[Begin]

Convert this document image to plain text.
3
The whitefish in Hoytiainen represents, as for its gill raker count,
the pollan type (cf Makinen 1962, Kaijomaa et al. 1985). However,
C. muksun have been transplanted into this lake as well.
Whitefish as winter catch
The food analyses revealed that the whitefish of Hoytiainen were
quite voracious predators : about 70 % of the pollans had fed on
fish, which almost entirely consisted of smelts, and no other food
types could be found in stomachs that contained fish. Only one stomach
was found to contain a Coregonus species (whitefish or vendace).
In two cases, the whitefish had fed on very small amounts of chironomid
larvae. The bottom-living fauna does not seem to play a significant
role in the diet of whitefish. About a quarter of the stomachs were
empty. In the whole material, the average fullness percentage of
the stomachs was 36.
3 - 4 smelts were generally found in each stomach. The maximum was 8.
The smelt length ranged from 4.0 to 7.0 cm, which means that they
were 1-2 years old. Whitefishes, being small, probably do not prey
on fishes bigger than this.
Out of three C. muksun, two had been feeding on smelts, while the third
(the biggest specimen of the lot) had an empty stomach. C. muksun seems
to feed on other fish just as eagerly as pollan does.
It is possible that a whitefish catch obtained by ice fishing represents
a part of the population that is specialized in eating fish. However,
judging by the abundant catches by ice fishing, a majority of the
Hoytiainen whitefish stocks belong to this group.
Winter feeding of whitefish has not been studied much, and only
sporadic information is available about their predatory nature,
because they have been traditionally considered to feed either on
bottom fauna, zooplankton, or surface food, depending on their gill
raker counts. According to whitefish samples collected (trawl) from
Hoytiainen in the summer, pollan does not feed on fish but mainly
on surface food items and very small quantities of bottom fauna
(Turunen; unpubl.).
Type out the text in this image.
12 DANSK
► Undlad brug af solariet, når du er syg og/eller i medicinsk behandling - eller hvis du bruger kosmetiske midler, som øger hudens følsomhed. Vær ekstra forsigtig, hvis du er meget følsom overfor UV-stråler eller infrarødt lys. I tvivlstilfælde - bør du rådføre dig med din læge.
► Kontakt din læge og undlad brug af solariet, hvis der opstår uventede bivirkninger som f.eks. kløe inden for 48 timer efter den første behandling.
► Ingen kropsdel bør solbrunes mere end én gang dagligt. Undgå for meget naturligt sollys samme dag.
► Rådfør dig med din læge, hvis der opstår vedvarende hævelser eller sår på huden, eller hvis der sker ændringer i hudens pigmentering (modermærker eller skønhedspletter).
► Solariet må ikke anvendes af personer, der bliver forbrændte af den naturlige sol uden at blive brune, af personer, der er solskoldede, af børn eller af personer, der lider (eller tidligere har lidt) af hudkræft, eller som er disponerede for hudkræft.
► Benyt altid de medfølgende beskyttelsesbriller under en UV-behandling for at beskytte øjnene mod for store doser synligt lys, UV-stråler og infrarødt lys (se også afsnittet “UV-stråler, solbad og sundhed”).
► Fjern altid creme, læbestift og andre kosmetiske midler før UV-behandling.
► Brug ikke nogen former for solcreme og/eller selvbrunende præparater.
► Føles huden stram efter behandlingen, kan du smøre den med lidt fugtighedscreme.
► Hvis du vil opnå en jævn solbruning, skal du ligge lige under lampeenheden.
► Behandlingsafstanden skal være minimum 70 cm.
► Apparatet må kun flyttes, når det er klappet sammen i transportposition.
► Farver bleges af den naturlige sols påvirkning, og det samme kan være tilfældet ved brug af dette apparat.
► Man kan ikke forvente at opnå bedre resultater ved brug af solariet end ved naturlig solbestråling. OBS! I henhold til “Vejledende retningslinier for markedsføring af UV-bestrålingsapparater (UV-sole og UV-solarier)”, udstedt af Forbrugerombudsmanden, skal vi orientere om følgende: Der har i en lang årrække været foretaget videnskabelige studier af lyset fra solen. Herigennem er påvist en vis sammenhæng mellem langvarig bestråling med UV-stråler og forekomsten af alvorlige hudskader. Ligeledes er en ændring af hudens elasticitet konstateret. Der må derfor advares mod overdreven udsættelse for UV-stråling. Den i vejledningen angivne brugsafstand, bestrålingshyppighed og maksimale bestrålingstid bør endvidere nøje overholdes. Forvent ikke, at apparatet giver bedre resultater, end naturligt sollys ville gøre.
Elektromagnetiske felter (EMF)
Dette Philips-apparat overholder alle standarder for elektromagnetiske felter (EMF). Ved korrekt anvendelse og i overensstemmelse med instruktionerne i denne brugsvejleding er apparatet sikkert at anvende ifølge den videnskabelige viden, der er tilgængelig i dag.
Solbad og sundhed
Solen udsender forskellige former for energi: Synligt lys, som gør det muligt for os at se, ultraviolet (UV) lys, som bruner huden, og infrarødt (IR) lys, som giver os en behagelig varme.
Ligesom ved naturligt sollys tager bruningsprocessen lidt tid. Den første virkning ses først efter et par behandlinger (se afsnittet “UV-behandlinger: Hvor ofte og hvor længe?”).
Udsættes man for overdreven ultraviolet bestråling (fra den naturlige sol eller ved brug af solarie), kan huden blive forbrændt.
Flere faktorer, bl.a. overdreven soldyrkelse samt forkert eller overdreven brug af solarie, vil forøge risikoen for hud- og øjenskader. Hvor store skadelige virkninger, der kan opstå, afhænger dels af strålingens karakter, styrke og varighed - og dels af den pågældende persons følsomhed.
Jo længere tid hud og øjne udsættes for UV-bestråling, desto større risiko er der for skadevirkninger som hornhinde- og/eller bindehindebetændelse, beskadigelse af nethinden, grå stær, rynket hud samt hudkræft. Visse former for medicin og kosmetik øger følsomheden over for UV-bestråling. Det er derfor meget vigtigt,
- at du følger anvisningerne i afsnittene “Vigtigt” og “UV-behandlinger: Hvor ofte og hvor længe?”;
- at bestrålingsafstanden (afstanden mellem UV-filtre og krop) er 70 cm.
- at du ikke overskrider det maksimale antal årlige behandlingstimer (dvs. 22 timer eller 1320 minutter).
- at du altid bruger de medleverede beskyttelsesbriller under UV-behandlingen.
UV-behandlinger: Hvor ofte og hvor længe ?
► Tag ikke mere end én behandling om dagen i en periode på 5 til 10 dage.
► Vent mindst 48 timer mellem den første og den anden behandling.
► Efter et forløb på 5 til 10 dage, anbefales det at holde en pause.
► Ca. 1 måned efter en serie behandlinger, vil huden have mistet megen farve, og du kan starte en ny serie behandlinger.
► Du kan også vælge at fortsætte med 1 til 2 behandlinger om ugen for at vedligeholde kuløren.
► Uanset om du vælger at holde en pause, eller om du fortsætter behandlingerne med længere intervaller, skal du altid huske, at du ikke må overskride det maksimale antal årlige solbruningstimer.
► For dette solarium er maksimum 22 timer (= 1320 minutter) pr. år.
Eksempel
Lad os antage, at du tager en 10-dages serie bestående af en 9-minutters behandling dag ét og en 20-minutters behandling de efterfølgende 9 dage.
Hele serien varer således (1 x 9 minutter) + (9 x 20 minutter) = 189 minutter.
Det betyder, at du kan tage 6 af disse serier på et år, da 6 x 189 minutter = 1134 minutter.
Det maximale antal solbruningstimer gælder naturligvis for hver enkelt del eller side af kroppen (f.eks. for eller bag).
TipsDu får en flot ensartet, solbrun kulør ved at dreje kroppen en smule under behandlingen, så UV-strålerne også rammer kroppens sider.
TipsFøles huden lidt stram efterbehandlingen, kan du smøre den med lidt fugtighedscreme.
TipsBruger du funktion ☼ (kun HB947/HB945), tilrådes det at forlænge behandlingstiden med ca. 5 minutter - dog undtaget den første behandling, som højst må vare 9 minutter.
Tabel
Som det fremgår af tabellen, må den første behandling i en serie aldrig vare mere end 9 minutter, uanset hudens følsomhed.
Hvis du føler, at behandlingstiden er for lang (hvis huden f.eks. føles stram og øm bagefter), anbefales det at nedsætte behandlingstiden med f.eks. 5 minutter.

[End]

STATED GOAL:
Write out all of the records above exactly as they appear.

ANSWER TO THE PROBLEM:
Convert this document image to plain text.
3
The whitefish in Hoytiainen represents, as for its gill raker count,
the pollan type (cf Makinen 1962, Kaijomaa et al. 1985). However,
C. muksun have been transplanted into this lake as well.
Whitefish as winter catch
The food analyses revealed that the whitefish of Hoytiainen were
quite voracious predators : about 70 % of the pollans had fed on
fish, which almost entirely consisted of smelts, and no other food
types could be found in stomachs that contained fish. Only one stomach
was found to contain a Coregonus species (whitefish or vendace).
In two cases, the whitefish had fed on very small amounts of chironomid
larvae. The bottom-living fauna does not seem to play a significant
role in the diet of whitefish. About a quarter of the stomachs were
empty. In the whole material, the average fullness percentage of
the stomachs was 36.
3 - 4 smelts were generally found in each stomach. The maximum was 8.
The smelt length ranged from 4.0 to 7.0 cm, which means that they
were 1-2 years old. Whitefishes, being small, probably do not prey
on fishes bigger than this.
Out of three C. muksun, two had been feeding on smelts, while the third
(the biggest specimen of the lot) had an empty stomach. C. muksun seems
to feed on other fish just as eagerly as pollan does.
It is possible that a whitefish catch obtained by ice fishing represents
a part of the population that is specialized in eating fish. However,
judging by the abundant catches by ice fishing, a majority of the
Hoytiainen whitefish stocks belong to this group.
Winter feeding of whitefish has not been studied much, and only
sporadic information is available about their predatory nature,
because they have been traditionally considered to feed either on
bottom fauna, zooplankton, or surface food, depending on their gill
raker counts. According to whitefish samples collected (trawl) from
Hoytiainen in the summer, pollan does not feed on fish but mainly
on surface food items and very small quantities of bottom fauna
(Turunen; unpubl.).
Type out the text in this image.
12 DANSK
► Undlad brug af solariet, når du er syg og/eller i medicinsk behandling - eller hvis du bruger kosmetiske midler, som øger hudens følsomhed. Vær ekstra forsigtig, hvis du er meget følsom overfor UV-stråler eller infrarødt lys. I tvivlstilfælde - bør du rådføre dig med din læge.
► Kontakt din læge og undlad brug af solariet, hvis der opstår uventede bivirkninger som f.eks. kløe inden for 48 timer efter den første behandling.
► Ingen kropsdel bør solbrunes mere end én gang dagligt. Undgå for meget naturligt sollys samme dag.
► Rådfør dig med din læge, hvis der opstår vedvarende hævelser eller sår på huden, eller hvis der sker ændringer i hudens pigmentering (modermærker eller skønhedspletter).
► Solariet må ikke anvendes af personer, der bliver forbrændte af den naturlige sol uden at blive brune, af personer, der er solskoldede, af børn eller af personer, der lider (eller tidligere har lidt) af hudkræft, eller som er disponerede for hudkræft.
► Benyt altid de medfølgende beskyttelsesbriller under en UV-behandling for at beskytte øjnene mod for store doser synligt lys, UV-stråler og infrarødt lys (se også afsnittet “UV-stråler, solbad og sundhed”).
► Fjern altid creme, læbestift og andre kosmetiske midler før UV-behandling.
► Brug ikke nogen former for solcreme og/eller selvbrunende præparater.
► Føles huden stram efter behandlingen, kan du smøre den med lidt fugtighedscreme.
► Hvis du vil opnå en jævn solbruning, skal du ligge lige under lampeenheden.
► Behandlingsafstanden skal være minimum 70 cm.
► Apparatet må kun flyttes, når det er klappet sammen i transportposition.
► Farver bleges af den naturlige sols påvirkning, og det samme kan være tilfældet ved brug af dette apparat.
► Man kan ikke forvente at opnå bedre resultater ved brug af solariet end ved naturlig solbestråling. OBS! I henhold til “Vejledende retningslinier for markedsføring af UV-bestrålingsapparater (UV-sole og UV-solarier)”, udstedt af Forbrugerombudsmanden, skal vi orientere om følgende: Der har i en lang årrække været foretaget videnskabelige studier af lyset fra solen. Herigennem er påvist en vis sammenhæng mellem langvarig bestråling med UV-stråler og forekomsten af alvorlige hudskader. Ligeledes er en ændring af hudens elasticitet konstateret. Der må derfor advares mod overdreven udsættelse for UV-stråling. Den i vejledningen angivne brugsafstand, bestrålingshyppighed og maksimale bestrålingstid bør endvidere nøje overholdes. Forvent ikke, at apparatet giver bedre resultater, end naturligt sollys ville gøre.
Elektromagnetiske felter (EMF)
Dette Philips-apparat overholder alle standarder for elektromagnetiske felter (EMF). Ved korrekt anvendelse og i overensstemmelse med instruktionerne i denne brugsvejleding er apparatet sikkert at anvende ifølge den videnskabelige viden, der er tilgængelig i dag.
Solbad og sundhed
Solen udsender forskellige former for energi: Synligt lys, som gør det muligt for os at se, ultraviolet (UV) lys, som bruner huden, og infrarødt (IR) lys, som giver os en behagelig varme.
Ligesom ved naturligt sollys tager bruningsprocessen lidt tid. Den første virkning ses først efter et par behandlinger (se afsnittet “UV-behandlinger: Hvor ofte og hvor længe?”).
Udsættes man for overdreven ultraviolet bestråling (fra den naturlige sol eller ved brug af solarie), kan huden blive forbrændt.
Flere faktorer, bl.a. overdreven soldyrkelse samt forkert eller overdreven brug af solarie, vil forøge risikoen for hud- og øjenskader. Hvor store skadelige virkninger, der kan opstå, afhænger dels af strålingens karakter, styrke og varighed - og dels af den pågældende persons følsomhed.
Jo længere tid hud og øjne udsættes for UV-bestråling, desto større risiko er der for skadevirkninger som hornhinde- og/eller bindehindebetændelse, beskadigelse af nethinden, grå stær, rynket hud samt hudkræft. Visse former for medicin og kosmetik øger følsomheden over for UV-bestråling. Det er derfor meget vigtigt,
- at du følger anvisningerne i afsnittene “Vigtigt” og “UV-behandlinger: Hvor ofte og hvor længe?”;
- at bestrålingsafstanden (afstanden mellem UV-filtre og krop) er 70 cm.
- at du ikke overskrider det maksimale antal årlige behandlingstimer (dvs. 22 timer eller 1320 minutter).
- at du altid bruger de medleverede beskyttelsesbriller under UV-behandlingen.
UV-behandlinger: Hvor ofte og hvor længe ?
► Tag ikke mere end én behandling om dagen i en periode på 5 til 10 dage.
► Vent mindst 48 timer mellem den første og den anden behandling.
► Efter et forløb på 5 til 10 dage, anbefales det at holde en pause.
► Ca. 1 måned efter en serie behandlinger, vil huden have mistet megen farve, og du kan starte en ny serie behandlinger.
► Du kan også vælge at fortsætte med 1 til 2 behandlinger om ugen for at vedligeholde kuløren.
► Uanset om du vælger at holde en pause, eller om du fortsætter behandlingerne med længere intervaller, skal du altid huske, at du ikke må overskride det maksimale antal årlige solbruningstimer.
► For dette solarium er maksimum 22 timer (= 1320 minutter) pr. år.
Eksempel
Lad os antage, at du tager en 10-dages serie bestående af en 9-minutters behandling dag ét og en 20-minutters behandling de efterfølgende 9 dage.
Hele serien varer således (1 x 9 minutter) + (9 x 20 minutter) = 189 minutter.
Det betyder, at du kan tage 6 af disse serier på et år, da 6 x 189 minutter = 1134 minutter.
Det maximale antal solbruningstimer gælder naturligvis for hver enkelt del eller side af kroppen (f.eks. for eller bag).
TipsDu får en flot ensartet, solbrun kulør ved at dreje kroppen en smule under behandlingen, så UV-strålerne også rammer kroppens sider.
TipsFøles huden lidt stram efterbehandlingen, kan du smøre den med lidt fugtighedscreme.
TipsBruger du funktion ☼ (kun HB947/HB945), tilrådes det at forlænge behandlingstiden med ca. 5 minutter - dog undtaget den første behandling, som højst må vare 9 minutter.
Tabel
Som det fremgår af tabellen, må den første behandling i en serie aldrig vare mere end 9 minutter, uanset hudens følsomhed.
Hvis du føler, at behandlingstiden er for lang (hvis huden f.eks. føles stram og øm bagefter), anbefales det at nedsætte behandlingstiden med f.eks. 5 minutter.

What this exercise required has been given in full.